━━━━━ Material provided
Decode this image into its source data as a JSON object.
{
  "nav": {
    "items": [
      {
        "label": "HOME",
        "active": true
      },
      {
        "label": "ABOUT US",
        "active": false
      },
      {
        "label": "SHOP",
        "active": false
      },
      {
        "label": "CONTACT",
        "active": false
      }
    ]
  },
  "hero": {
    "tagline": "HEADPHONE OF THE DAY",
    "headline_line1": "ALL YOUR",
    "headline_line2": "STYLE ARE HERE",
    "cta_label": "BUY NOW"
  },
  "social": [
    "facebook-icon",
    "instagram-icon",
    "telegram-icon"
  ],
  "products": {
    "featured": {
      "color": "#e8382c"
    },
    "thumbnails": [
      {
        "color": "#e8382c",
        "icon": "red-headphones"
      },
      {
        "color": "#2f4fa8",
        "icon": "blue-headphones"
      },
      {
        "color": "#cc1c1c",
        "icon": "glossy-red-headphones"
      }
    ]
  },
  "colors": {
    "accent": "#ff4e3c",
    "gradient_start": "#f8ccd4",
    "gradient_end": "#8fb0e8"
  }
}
━━━━━━━━━━
Exercise details: Every line of the material must be returned exactly as it appears.

Complete response:
Decode this image into its source data as a JSON object.
{
  "nav": {
    "items": [
      {
        "label": "HOME",
        "active": true
      },
      {
        "label": "ABOUT US",
        "active": false
      },
      {
        "label": "SHOP",
        "active": false
      },
      {
        "label": "CONTACT",
        "active": false
      }
    ]
  },
  "hero": {
    "tagline": "HEADPHONE OF THE DAY",
    "headline_line1": "ALL YOUR",
    "headline_line2": "STYLE ARE HERE",
    "cta_label": "BUY NOW"
  },
  "social": [
    "facebook-icon",
    "instagram-icon",
    "telegram-icon"
  ],
  "products": {
    "featured": {
      "color": "#e8382c"
    },
    "thumbnails": [
      {
        "color": "#e8382c",
        "icon": "red-headphones"
      },
      {
        "color": "#2f4fa8",
        "icon": "blue-headphones"
      },
      {
        "color": "#cc1c1c",
        "icon": "glossy-red-headphones"
      }
    ]
  },
  "colors": {
    "accent": "#ff4e3c",
    "gradient_start": "#f8ccd4",
    "gradient_end": "#8fb0e8"
  }
}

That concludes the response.